** start of Extracted text **

Assume that$v\left(t\right)$,$a\left(t\right)$,$d\left(t\right)$, and$f\left(h,t\right)$mentioned in (1) and (2) are bounded. That is to say, there are some constants$q_1$,$q_2$,$\overline{d}$, and$q_3$, such that$0\le v\left(t\right)\le q_1$,$\left|a\left(t\right)\right|\le q_2$,$\left|d\left(t\right)\right|\le \overline{d}$, and$\left|f\left(h,t\right)\right|\le q_3$, for$\forall t\in \left[0,\infty \right)$.

This is an appropriate assumption. Because the power provided by the power roller cannot be large, wirelessly, $v\left(t\right)$, $a\left(t\right)$, and $f\left(h,t\right)$ are generated by their boundaries. The boundary interference $d\left(t\right)$ has limited energy, so it is also bounded.

3.1. State Feedback Boundary Controller Design

In this part, to keep the boundary displacement remaining in the constrained space, in the case where all the parameters in the considered system are known, the state feedback boundary control scheme is proposed. The Lyapunov stability theory will be applied to prove the system’s stability, and the design process of the controller is described as follows.

The following Lyapunov function is chosen

$$V\left(t\right)=V_a\left(t\right)+V_b\left(t\right)+V_c\left(t\right)$$

(5)

where

$$V_a\left(t\right)=\frac{1}{2}\gamma \rho {\displaystyle {\int }_0^S{\left(y_t+v{y}_h\right)}^{2}dh}+\frac{1}{2}\gamma T{\displaystyle {\int }_0^S{y}_h^{2}dh}$$

(6)

** end of Extracted text **
** start of Data records **

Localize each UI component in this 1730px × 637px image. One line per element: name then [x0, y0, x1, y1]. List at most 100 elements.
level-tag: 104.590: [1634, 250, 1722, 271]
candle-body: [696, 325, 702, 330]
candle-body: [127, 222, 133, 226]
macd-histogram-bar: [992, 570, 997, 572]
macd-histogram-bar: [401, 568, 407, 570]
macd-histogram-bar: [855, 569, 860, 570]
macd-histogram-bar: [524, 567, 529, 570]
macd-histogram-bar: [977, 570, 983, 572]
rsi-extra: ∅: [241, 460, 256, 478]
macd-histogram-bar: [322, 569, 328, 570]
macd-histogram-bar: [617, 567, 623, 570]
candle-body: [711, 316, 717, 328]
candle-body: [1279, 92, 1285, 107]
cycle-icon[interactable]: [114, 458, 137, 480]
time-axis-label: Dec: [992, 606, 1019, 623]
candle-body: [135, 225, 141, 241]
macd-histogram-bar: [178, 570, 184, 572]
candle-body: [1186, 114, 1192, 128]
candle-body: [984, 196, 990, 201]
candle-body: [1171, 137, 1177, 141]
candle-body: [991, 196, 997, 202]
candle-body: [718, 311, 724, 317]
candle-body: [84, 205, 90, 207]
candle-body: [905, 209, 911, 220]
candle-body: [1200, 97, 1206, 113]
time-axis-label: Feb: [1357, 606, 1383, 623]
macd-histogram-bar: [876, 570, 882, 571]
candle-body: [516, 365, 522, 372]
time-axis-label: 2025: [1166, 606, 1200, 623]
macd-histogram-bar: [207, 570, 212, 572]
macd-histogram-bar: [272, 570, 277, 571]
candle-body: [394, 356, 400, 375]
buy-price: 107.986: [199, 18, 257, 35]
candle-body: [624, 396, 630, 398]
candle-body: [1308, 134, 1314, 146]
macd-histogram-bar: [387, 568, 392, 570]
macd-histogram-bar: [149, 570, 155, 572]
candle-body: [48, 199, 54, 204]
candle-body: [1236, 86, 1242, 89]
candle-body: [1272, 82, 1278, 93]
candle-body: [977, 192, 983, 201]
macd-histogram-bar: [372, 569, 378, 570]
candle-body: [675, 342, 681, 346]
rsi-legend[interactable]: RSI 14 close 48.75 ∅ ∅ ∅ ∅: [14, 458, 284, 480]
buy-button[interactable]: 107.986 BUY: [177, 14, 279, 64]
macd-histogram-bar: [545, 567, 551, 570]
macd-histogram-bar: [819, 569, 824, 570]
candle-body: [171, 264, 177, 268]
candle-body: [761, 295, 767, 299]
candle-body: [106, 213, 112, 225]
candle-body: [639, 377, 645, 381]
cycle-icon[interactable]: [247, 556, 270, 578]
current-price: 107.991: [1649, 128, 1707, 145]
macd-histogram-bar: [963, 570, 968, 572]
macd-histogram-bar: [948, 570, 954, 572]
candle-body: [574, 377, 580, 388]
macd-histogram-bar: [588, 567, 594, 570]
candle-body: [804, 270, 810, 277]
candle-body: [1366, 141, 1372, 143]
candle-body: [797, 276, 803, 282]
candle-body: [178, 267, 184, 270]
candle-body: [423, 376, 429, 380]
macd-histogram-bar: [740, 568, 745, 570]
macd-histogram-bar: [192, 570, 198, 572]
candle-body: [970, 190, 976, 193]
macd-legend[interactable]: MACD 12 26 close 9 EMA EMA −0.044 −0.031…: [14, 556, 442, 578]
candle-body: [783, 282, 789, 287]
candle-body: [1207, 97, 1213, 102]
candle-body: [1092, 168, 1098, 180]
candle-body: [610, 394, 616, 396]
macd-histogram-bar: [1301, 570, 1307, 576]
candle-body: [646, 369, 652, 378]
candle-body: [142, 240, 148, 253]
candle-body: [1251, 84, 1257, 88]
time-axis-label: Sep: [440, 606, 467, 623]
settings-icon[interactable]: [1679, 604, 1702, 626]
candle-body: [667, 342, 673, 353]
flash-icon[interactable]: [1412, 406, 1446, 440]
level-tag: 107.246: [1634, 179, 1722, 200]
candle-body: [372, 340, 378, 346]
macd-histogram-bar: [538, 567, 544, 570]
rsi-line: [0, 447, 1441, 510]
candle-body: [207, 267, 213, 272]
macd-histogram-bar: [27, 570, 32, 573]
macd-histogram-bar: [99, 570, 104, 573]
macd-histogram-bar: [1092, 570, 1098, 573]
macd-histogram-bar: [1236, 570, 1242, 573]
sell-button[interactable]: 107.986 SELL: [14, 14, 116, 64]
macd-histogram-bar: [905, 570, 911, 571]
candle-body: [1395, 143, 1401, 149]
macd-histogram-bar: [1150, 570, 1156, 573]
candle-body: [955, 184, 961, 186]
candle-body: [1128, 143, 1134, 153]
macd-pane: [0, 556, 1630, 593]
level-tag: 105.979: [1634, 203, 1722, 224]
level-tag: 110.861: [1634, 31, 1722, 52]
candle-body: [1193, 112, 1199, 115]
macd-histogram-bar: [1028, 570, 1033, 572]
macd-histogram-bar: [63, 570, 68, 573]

** end of Data records **

Exercise task 1:
Render this sentence from the boundary controller excerpt in Spanish: "The Lyapunov stability theory will be applied to prove the system’s stability, and the design process of the controller is described as follows."
Exercise task 2:
Output the passage of the boundary controller excerpt starting with "In this part, to" and going on through "described as follows.".

Expected answer 1:
Se aplicará la teoría de estabilidad de Lyapunov para demostrar la estabilidad del sistema, y el proceso de diseño del controlador se describe a continuación.

Expected answer 2:
In this part, to keep the boundary displacement remaining in the constrained space, in the case where all the parameters in the considered system are known, the state feedback boundary control scheme is proposed. The Lyapunov stability theory will be applied to prove the system’s stability, and the design process of the controller is described as follows.